▶ [DO THIS]
Beneath this task is a listing; retype all of it exactly.

Dataset entries:
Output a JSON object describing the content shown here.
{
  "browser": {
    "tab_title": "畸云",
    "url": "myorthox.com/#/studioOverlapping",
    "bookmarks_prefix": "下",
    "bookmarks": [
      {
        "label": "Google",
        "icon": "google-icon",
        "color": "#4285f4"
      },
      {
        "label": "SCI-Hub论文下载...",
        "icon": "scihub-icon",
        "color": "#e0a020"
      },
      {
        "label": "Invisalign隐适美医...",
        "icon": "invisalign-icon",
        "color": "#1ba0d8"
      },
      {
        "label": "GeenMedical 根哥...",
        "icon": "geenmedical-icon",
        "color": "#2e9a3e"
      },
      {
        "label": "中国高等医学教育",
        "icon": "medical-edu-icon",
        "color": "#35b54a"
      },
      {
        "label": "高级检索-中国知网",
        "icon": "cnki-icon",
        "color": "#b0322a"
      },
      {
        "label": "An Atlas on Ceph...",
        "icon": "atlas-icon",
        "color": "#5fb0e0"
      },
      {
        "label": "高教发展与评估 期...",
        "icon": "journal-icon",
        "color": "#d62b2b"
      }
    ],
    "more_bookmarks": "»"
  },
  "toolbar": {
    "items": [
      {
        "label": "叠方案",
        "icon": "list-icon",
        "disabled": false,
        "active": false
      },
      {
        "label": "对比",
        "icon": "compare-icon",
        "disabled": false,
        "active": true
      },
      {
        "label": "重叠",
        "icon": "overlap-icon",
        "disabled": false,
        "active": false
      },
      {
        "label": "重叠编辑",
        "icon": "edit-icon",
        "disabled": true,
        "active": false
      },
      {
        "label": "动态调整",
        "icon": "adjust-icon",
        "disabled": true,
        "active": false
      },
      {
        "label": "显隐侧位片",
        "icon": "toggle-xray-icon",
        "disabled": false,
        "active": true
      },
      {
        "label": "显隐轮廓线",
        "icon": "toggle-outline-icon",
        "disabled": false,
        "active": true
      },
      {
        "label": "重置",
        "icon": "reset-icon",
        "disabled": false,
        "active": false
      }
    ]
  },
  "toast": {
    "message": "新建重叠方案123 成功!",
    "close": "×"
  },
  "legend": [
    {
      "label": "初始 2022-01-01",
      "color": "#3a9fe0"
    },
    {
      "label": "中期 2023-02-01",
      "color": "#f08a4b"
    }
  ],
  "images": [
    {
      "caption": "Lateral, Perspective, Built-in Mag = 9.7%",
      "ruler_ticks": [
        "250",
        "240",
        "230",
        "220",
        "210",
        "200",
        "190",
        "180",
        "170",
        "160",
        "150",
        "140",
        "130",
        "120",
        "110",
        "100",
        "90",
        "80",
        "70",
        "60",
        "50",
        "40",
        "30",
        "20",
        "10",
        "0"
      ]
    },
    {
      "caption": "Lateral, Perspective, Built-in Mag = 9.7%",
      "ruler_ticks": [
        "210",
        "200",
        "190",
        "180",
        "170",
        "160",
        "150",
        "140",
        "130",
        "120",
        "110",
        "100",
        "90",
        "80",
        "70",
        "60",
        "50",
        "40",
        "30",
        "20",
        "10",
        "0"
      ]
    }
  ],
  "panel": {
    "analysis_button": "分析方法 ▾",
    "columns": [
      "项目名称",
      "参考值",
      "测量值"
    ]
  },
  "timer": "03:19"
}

▶ [RESPONSE TO THIS EXERCISE]
Output a JSON object describing the content shown here.
{
  "browser": {
    "tab_title": "畸云",
    "url": "myorthox.com/#/studioOverlapping",
    "bookmarks_prefix": "下",
    "bookmarks": [
      {
        "label": "Google",
        "icon": "google-icon",
        "color": "#4285f4"
      },
      {
        "label": "SCI-Hub论文下载...",
        "icon": "scihub-icon",
        "color": "#e0a020"
      },
      {
        "label": "Invisalign隐适美医...",
        "icon": "invisalign-icon",
        "color": "#1ba0d8"
      },
      {
        "label": "GeenMedical 根哥...",
        "icon": "geenmedical-icon",
        "color": "#2e9a3e"
      },
      {
        "label": "中国高等医学教育",
        "icon": "medical-edu-icon",
        "color": "#35b54a"
      },
      {
        "label": "高级检索-中国知网",
        "icon": "cnki-icon",
        "color": "#b0322a"
      },
      {
        "label": "An Atlas on Ceph...",
        "icon": "atlas-icon",
        "color": "#5fb0e0"
      },
      {
        "label": "高教发展与评估 期...",
        "icon": "journal-icon",
        "color": "#d62b2b"
      }
    ],
    "more_bookmarks": "»"
  },
  "toolbar": {
    "items": [
      {
        "label": "叠方案",
        "icon": "list-icon",
        "disabled": false,
        "active": false
      },
      {
        "label": "对比",
        "icon": "compare-icon",
        "disabled": false,
        "active": true
      },
      {
        "label": "重叠",
        "icon": "overlap-icon",
        "disabled": false,
        "active": false
      },
      {
        "label": "重叠编辑",
        "icon": "edit-icon",
        "disabled": true,
        "active": false
      },
      {
        "label": "动态调整",
        "icon": "adjust-icon",
        "disabled": true,
        "active": false
      },
      {
        "label": "显隐侧位片",
        "icon": "toggle-xray-icon",
        "disabled": false,
        "active": true
      },
      {
        "label": "显隐轮廓线",
        "icon": "toggle-outline-icon",
        "disabled": false,
        "active": true
      },
      {
        "label": "重置",
        "icon": "reset-icon",
        "disabled": false,
        "active": false
      }
    ]
  },
  "toast": {
    "message": "新建重叠方案123 成功!",
    "close": "×"
  },
  "legend": [
    {
      "label": "初始 2022-01-01",
      "color": "#3a9fe0"
    },
    {
      "label": "中期 2023-02-01",
      "color": "#f08a4b"
    }
  ],
  "images": [
    {
      "caption": "Lateral, Perspective, Built-in Mag = 9.7%",
      "ruler_ticks": [
        "250",
        "240",
        "230",
        "220",
        "210",
        "200",
        "190",
        "180",
        "170",
        "160",
        "150",
        "140",
        "130",
        "120",
        "110",
        "100",
        "90",
        "80",
        "70",
        "60",
        "50",
        "40",
        "30",
        "20",
        "10",
        "0"
      ]
    },
    {
      "caption": "Lateral, Perspective, Built-in Mag = 9.7%",
      "ruler_ticks": [
        "210",
        "200",
        "190",
        "180",
        "170",
        "160",
        "150",
        "140",
        "130",
        "120",
        "110",
        "100",
        "90",
        "80",
        "70",
        "60",
        "50",
        "40",
        "30",
        "20",
        "10",
        "0"
      ]
    }
  ],
  "panel": {
    "analysis_button": "分析方法 ▾",
    "columns": [
      "项目名称",
      "参考值",
      "测量值"
    ]
  },
  "timer": "03:19"
}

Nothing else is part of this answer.